→ PROBLEM TO WORK ON
Retype all the records with nothing changed.
┏━━
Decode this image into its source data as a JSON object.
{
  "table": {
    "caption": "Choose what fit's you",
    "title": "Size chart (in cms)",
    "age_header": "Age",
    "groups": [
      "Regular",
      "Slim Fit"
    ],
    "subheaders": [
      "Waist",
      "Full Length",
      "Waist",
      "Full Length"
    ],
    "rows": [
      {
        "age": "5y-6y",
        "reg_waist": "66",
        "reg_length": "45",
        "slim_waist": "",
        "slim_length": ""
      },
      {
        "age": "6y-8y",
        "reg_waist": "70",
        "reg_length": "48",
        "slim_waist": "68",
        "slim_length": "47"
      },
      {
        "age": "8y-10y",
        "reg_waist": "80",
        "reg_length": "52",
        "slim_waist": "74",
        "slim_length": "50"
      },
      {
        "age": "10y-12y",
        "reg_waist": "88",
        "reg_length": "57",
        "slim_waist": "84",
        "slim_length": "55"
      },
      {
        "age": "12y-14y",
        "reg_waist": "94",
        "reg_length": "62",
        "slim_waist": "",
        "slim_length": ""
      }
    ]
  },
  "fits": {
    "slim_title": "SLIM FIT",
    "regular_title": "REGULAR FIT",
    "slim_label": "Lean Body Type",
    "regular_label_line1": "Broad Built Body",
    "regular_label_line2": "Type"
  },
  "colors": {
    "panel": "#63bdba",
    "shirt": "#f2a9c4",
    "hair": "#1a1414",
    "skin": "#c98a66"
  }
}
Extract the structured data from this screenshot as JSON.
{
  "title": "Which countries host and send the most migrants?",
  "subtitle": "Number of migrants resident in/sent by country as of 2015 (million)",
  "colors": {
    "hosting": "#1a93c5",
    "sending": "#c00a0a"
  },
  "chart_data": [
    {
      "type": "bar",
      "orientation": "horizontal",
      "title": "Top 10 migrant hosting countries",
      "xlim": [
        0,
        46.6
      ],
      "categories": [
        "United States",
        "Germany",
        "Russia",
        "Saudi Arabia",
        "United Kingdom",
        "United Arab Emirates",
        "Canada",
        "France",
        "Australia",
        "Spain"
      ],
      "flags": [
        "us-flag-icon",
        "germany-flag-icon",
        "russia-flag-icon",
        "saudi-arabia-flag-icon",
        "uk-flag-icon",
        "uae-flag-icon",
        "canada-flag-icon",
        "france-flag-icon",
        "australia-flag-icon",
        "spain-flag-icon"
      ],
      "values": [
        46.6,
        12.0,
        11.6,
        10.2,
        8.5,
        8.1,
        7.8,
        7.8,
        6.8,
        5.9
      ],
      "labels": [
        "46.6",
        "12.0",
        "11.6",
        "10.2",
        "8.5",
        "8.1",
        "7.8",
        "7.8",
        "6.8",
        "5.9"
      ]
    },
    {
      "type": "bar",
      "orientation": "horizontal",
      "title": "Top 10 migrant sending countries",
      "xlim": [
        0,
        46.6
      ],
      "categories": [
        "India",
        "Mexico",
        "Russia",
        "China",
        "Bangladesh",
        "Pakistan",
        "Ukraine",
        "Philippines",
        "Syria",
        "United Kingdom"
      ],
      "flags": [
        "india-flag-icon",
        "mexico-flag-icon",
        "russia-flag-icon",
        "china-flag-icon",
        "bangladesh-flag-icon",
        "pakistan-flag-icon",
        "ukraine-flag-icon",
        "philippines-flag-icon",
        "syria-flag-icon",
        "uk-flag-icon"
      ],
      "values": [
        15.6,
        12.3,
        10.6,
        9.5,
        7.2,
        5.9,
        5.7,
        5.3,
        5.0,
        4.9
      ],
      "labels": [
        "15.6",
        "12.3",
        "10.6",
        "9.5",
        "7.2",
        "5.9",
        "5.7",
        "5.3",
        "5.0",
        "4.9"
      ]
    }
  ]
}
┗━━
→ REPLY TO THE TASK
Decode this image into its source data as a JSON object.
{
  "table": {
    "caption": "Choose what fit's you",
    "title": "Size chart (in cms)",
    "age_header": "Age",
    "groups": [
      "Regular",
      "Slim Fit"
    ],
    "subheaders": [
      "Waist",
      "Full Length",
      "Waist",
      "Full Length"
    ],
    "rows": [
      {
        "age": "5y-6y",
        "reg_waist": "66",
        "reg_length": "45",
        "slim_waist": "",
        "slim_length": ""
      },
      {
        "age": "6y-8y",
        "reg_waist": "70",
        "reg_length": "48",
        "slim_waist": "68",
        "slim_length": "47"
      },
      {
        "age": "8y-10y",
        "reg_waist": "80",
        "reg_length": "52",
        "slim_waist": "74",
        "slim_length": "50"
      },
      {
        "age": "10y-12y",
        "reg_waist": "88",
        "reg_length": "57",
        "slim_waist": "84",
        "slim_length": "55"
      },
      {
        "age": "12y-14y",
        "reg_waist": "94",
        "reg_length": "62",
        "slim_waist": "",
        "slim_length": ""
      }
    ]
  },
  "fits": {
    "slim_title": "SLIM FIT",
    "regular_title": "REGULAR FIT",
    "slim_label": "Lean Body Type",
    "regular_label_line1": "Broad Built Body",
    "regular_label_line2": "Type"
  },
  "colors": {
    "panel": "#63bdba",
    "shirt": "#f2a9c4",
    "hair": "#1a1414",
    "skin": "#c98a66"
  }
}
Extract the structured data from this screenshot as JSON.
{
  "title": "Which countries host and send the most migrants?",
  "subtitle": "Number of migrants resident in/sent by country as of 2015 (million)",
  "colors": {
    "hosting": "#1a93c5",
    "sending": "#c00a0a"
  },
  "chart_data": [
    {
      "type": "bar",
      "orientation": "horizontal",
      "title": "Top 10 migrant hosting countries",
      "xlim": [
        0,
        46.6
      ],
      "categories": [
        "United States",
        "Germany",
        "Russia",
        "Saudi Arabia",
        "United Kingdom",
        "United Arab Emirates",
        "Canada",
        "France",
        "Australia",
        "Spain"
      ],
      "flags": [
        "us-flag-icon",
        "germany-flag-icon",
        "russia-flag-icon",
        "saudi-arabia-flag-icon",
        "uk-flag-icon",
        "uae-flag-icon",
        "canada-flag-icon",
        "france-flag-icon",
        "australia-flag-icon",
        "spain-flag-icon"
      ],
      "values": [
        46.6,
        12.0,
        11.6,
        10.2,
        8.5,
        8.1,
        7.8,
        7.8,
        6.8,
        5.9
      ],
      "labels": [
        "46.6",
        "12.0",
        "11.6",
        "10.2",
        "8.5",
        "8.1",
        "7.8",
        "7.8",
        "6.8",
        "5.9"
      ]
    },
    {
      "type": "bar",
      "orientation": "horizontal",
      "title": "Top 10 migrant sending countries",
      "xlim": [
        0,
        46.6
      ],
      "categories": [
        "India",
        "Mexico",
        "Russia",
        "China",
        "Bangladesh",
        "Pakistan",
        "Ukraine",
        "Philippines",
        "Syria",
        "United Kingdom"
      ],
      "flags": [
        "india-flag-icon",
        "mexico-flag-icon",
        "russia-flag-icon",
        "china-flag-icon",
        "bangladesh-flag-icon",
        "pakistan-flag-icon",
        "ukraine-flag-icon",
        "philippines-flag-icon",
        "syria-flag-icon",
        "uk-flag-icon"
      ],
      "values": [
        15.6,
        12.3,
        10.6,
        9.5,
        7.2,
        5.9,
        5.7,
        5.3,
        5.0,
        4.9
      ],
      "labels": [
        "15.6",
        "12.3",
        "10.6",
        "9.5",
        "7.2",
        "5.9",
        "5.7",
        "5.3",
        "5.0",
        "4.9"
      ]
    }
  ]
}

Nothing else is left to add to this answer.